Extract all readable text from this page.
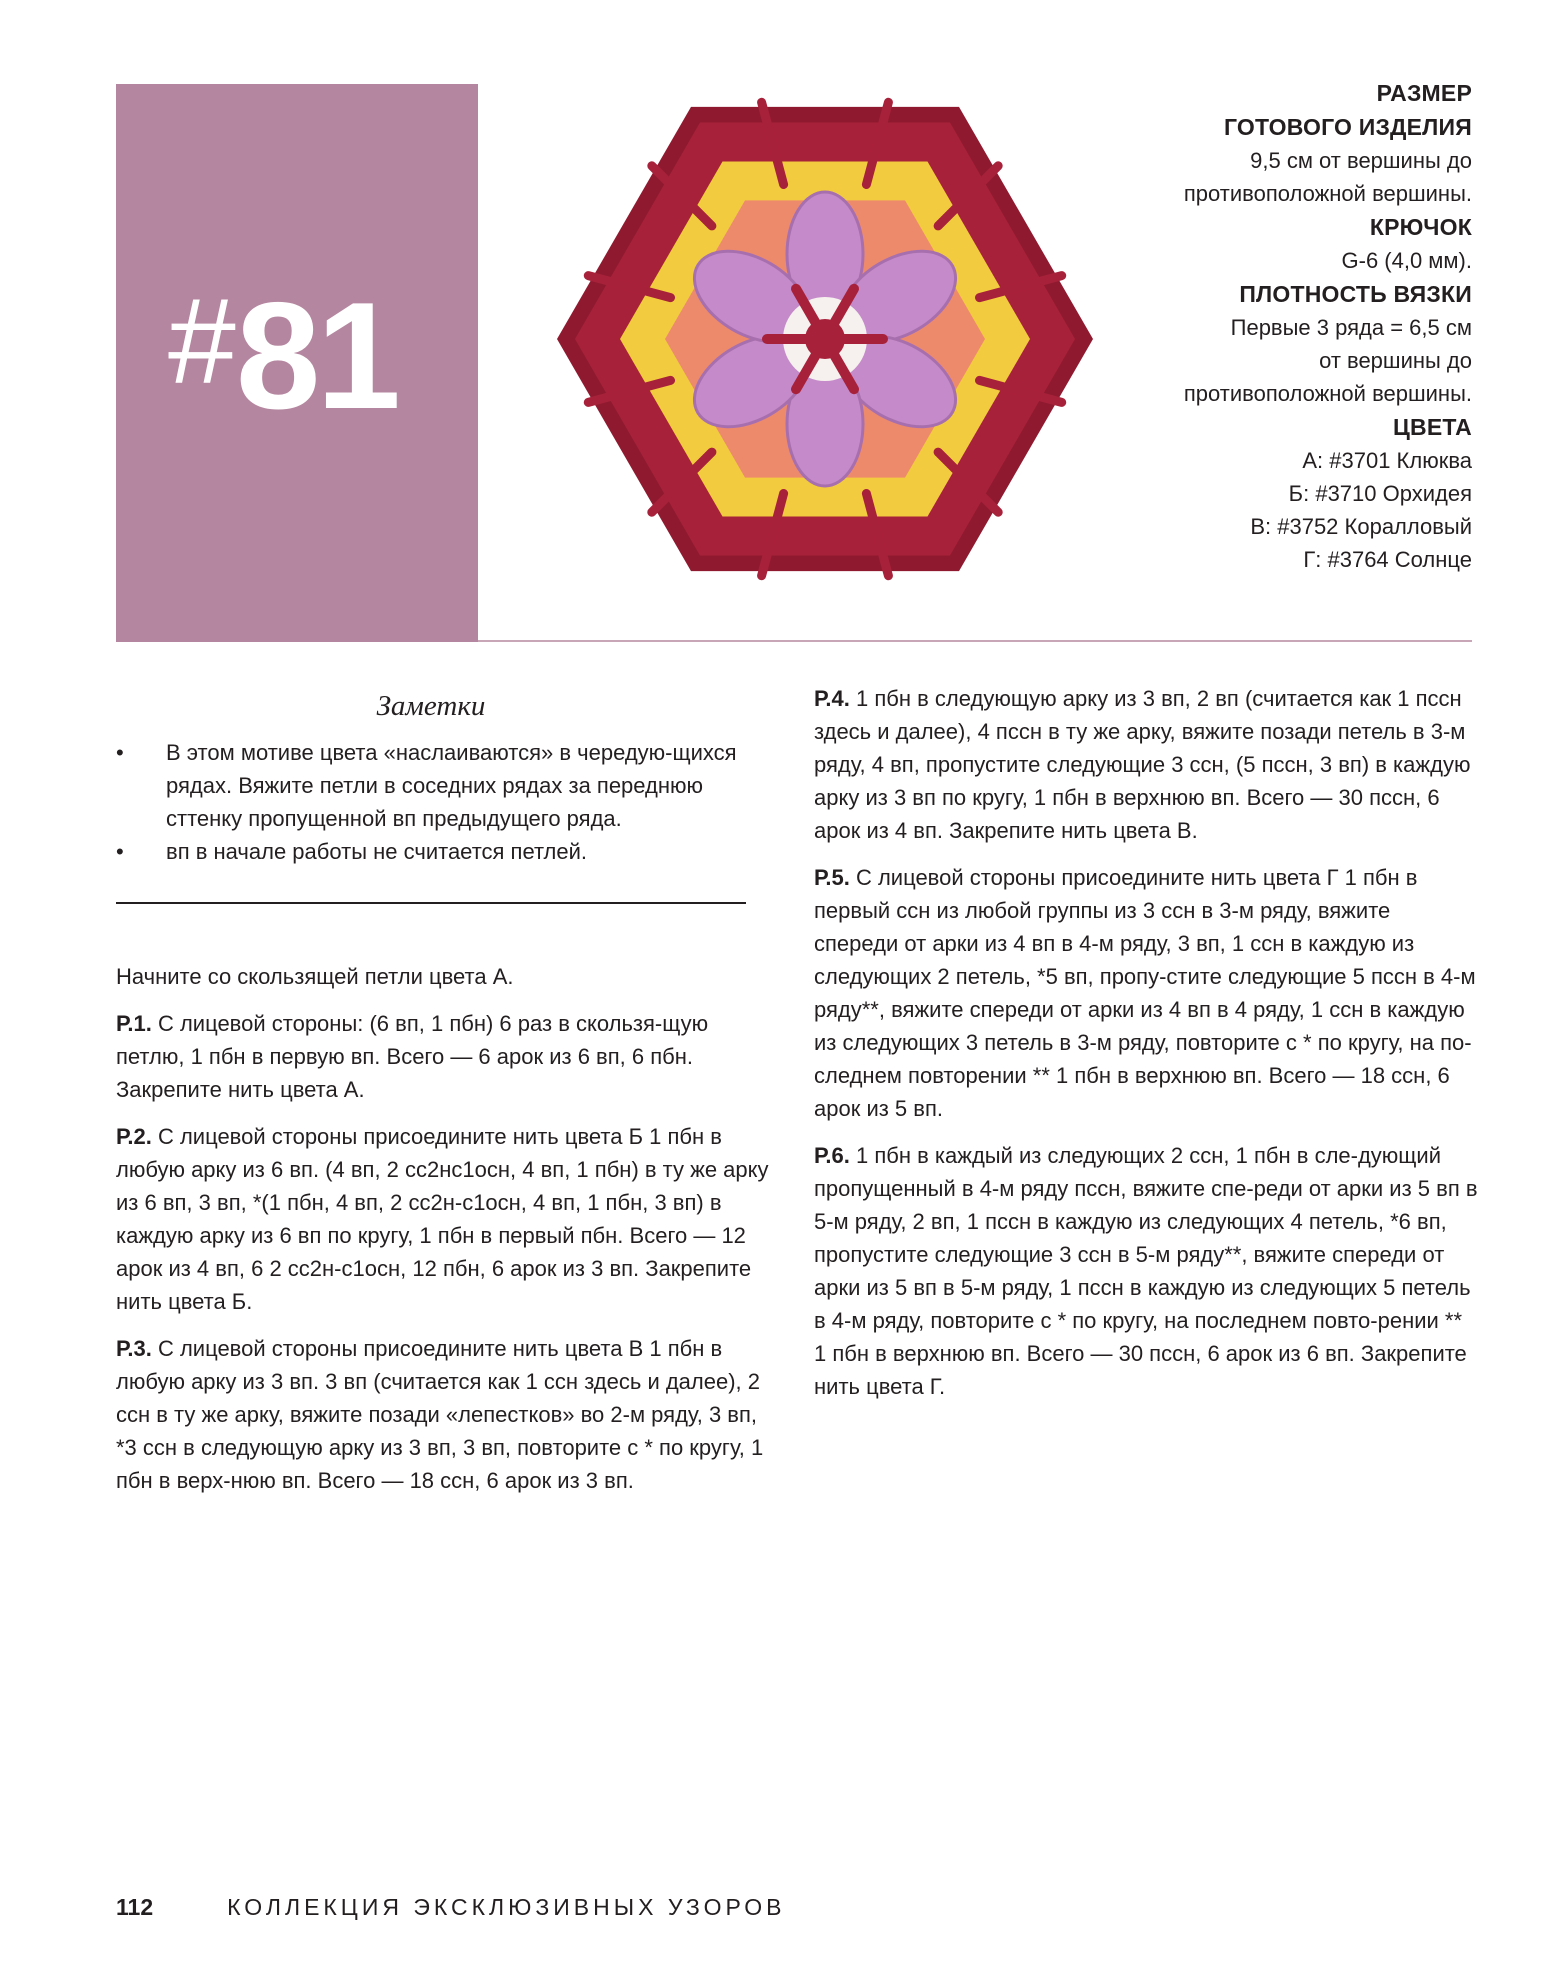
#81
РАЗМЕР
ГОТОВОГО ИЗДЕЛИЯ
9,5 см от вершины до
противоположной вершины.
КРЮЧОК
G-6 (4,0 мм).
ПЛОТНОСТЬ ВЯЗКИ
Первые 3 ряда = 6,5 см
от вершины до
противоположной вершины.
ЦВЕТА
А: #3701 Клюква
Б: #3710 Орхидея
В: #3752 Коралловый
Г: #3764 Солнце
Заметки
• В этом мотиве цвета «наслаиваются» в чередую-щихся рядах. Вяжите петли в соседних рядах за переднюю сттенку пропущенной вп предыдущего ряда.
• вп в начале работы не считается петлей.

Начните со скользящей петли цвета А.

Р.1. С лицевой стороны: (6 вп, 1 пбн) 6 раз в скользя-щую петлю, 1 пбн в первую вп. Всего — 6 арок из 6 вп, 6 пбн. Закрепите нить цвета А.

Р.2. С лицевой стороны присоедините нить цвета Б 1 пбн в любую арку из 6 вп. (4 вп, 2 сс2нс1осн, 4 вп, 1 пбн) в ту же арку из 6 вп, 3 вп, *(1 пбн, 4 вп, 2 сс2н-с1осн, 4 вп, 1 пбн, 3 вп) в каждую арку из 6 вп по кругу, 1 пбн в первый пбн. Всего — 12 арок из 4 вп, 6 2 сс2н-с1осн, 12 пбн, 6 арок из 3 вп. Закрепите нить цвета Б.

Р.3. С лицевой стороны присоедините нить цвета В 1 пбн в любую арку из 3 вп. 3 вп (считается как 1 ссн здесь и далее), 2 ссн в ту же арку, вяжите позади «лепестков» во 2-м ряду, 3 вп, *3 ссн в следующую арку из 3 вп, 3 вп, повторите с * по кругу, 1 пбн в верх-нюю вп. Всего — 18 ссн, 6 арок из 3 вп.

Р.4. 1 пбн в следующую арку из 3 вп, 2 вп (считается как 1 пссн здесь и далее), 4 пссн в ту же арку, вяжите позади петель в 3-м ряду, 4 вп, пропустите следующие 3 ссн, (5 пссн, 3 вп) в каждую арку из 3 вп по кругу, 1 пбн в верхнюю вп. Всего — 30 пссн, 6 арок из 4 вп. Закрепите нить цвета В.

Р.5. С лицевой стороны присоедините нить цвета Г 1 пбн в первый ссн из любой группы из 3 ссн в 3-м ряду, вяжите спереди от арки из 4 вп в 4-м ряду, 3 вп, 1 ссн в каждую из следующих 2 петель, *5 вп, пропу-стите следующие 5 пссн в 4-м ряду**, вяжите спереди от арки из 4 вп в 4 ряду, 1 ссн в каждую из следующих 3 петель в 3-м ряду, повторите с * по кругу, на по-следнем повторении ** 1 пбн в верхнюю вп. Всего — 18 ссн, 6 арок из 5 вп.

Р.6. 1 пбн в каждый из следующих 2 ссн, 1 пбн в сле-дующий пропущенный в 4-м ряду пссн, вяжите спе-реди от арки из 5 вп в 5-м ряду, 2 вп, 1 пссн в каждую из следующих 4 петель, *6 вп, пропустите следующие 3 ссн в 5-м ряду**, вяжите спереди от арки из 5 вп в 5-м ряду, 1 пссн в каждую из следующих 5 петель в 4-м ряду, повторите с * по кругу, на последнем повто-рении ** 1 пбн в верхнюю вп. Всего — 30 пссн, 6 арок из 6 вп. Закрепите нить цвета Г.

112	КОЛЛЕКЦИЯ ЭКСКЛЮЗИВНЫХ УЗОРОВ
* * *
Identify the lines in the entries above that contain "позади", then copy them out.

Output for this exercise:
Р.3. С лицевой стороны присоедините нить цвета В 1 пбн в любую арку из 3 вп. 3 вп (считается как 1 ссн здесь и далее), 2 ссн в ту же арку, вяжите позади «лепестков» во 2-м ряду, 3 вп, *3 ссн в следующую арку из 3 вп, 3 вп, повторите с * по кругу, 1 пбн в верх-нюю вп. Всего — 18 ссн, 6 арок из 3 вп.
Р.4. 1 пбн в следующую арку из 3 вп, 2 вп (считается как 1 пссн здесь и далее), 4 пссн в ту же арку, вяжите позади петель в 3-м ряду, 4 вп, пропустите следующие 3 ссн, (5 пссн, 3 вп) в каждую арку из 3 вп по кругу, 1 пбн в верхнюю вп. Всего — 30 пссн, 6 арок из 4 вп. Закрепите нить цвета В.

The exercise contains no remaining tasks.